[Saved entries]
※

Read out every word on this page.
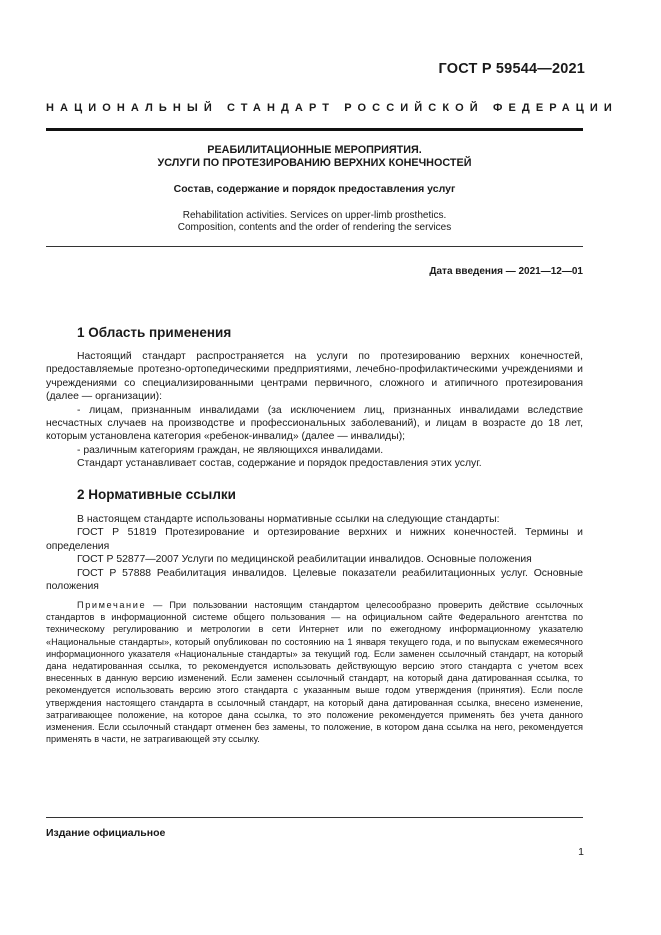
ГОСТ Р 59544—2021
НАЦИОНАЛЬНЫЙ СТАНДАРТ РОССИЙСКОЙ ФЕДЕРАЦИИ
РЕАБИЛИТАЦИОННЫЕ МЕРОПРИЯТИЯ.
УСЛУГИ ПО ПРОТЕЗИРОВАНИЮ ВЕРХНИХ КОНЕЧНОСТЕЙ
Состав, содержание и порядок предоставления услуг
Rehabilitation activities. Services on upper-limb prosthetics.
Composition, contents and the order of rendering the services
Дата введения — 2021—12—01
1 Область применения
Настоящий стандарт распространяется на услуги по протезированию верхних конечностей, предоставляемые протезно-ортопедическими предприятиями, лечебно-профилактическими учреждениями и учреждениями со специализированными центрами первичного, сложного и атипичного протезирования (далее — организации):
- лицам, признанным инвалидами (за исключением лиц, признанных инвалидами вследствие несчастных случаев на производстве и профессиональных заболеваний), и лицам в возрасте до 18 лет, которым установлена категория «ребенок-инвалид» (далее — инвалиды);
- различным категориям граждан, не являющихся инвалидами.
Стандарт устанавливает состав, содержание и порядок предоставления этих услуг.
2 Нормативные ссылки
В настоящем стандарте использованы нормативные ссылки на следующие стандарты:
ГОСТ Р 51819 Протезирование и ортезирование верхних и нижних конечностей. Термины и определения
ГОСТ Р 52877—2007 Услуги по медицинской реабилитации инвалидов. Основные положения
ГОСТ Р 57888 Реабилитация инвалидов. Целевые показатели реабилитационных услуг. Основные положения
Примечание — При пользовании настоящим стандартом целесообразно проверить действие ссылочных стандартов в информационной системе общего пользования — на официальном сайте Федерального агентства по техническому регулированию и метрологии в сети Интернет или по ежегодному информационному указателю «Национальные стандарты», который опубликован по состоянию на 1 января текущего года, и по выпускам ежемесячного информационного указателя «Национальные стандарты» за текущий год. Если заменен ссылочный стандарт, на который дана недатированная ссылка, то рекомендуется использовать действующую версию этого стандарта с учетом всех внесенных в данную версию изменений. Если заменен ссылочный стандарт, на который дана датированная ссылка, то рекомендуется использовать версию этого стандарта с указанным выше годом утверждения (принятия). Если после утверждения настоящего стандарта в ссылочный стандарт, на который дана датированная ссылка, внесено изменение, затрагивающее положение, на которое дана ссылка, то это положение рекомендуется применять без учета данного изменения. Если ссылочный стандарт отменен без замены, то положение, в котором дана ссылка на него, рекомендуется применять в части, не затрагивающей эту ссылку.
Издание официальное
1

※

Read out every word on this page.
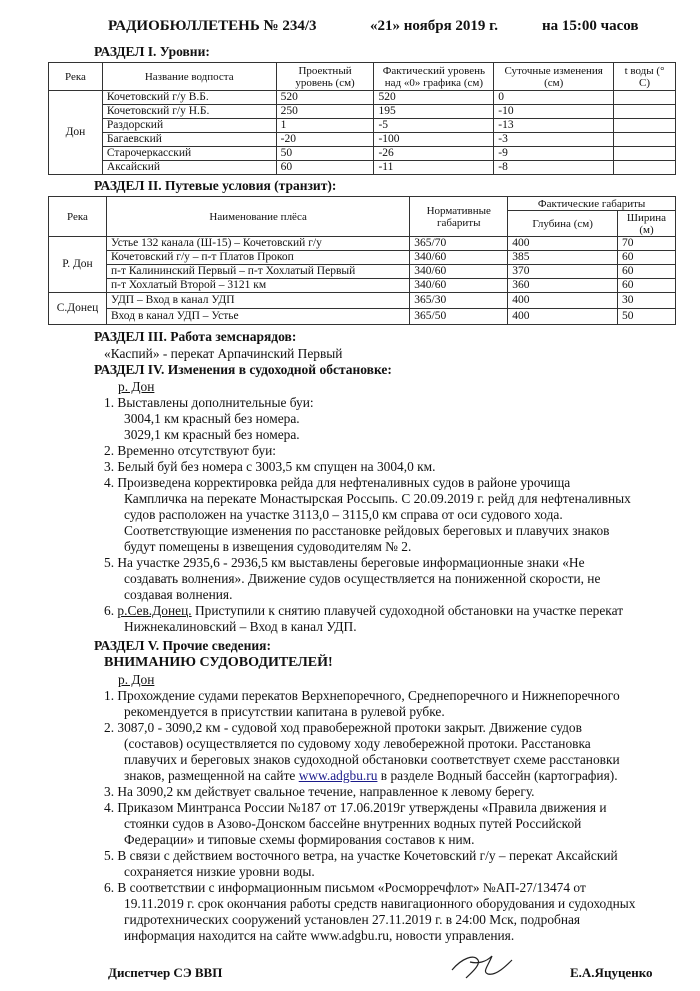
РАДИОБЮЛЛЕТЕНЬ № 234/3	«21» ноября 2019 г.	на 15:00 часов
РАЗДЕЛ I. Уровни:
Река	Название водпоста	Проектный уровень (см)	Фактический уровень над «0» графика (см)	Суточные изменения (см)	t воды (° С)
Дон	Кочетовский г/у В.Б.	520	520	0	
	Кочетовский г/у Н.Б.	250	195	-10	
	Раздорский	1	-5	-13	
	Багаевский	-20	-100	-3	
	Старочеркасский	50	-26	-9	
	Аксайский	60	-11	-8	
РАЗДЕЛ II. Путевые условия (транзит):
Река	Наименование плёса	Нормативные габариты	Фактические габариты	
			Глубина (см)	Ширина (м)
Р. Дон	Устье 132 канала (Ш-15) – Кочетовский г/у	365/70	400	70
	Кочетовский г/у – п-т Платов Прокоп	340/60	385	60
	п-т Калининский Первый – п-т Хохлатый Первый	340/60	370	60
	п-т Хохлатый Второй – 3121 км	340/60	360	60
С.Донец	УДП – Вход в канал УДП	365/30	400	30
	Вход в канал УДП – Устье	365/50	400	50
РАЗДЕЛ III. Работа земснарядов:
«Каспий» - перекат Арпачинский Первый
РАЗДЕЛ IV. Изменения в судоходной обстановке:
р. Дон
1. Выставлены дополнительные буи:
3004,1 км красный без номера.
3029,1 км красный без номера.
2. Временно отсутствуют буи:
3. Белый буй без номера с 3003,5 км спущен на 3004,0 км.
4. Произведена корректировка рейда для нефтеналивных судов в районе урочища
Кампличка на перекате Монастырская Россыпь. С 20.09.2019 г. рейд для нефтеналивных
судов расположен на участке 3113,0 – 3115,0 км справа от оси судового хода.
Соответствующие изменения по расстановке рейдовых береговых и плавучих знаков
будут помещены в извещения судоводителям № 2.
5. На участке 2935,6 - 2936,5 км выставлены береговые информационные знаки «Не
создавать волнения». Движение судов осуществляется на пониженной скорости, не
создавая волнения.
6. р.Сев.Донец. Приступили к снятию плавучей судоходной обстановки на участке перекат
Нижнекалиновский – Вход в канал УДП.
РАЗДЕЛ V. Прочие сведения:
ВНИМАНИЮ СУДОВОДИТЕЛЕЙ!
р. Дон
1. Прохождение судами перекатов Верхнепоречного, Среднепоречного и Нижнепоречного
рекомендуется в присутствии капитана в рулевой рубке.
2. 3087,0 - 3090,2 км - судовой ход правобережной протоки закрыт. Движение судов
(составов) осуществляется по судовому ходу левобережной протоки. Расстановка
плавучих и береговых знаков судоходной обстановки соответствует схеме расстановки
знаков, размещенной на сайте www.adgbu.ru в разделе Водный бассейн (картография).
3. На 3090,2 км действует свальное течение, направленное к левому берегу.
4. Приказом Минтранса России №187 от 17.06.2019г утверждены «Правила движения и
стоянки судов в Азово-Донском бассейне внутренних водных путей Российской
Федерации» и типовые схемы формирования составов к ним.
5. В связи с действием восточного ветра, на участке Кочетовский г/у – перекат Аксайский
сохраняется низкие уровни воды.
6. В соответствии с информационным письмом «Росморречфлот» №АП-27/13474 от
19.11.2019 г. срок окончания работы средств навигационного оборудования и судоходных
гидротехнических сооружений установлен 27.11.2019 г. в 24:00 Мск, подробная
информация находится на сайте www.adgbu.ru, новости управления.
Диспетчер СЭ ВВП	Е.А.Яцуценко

※

• **EXERCISE**
Go through the listing above and work out how many lines contain the string "волнения". Reply with the number alone.

• **SOLUTION FOR THIS PROBLEM**
2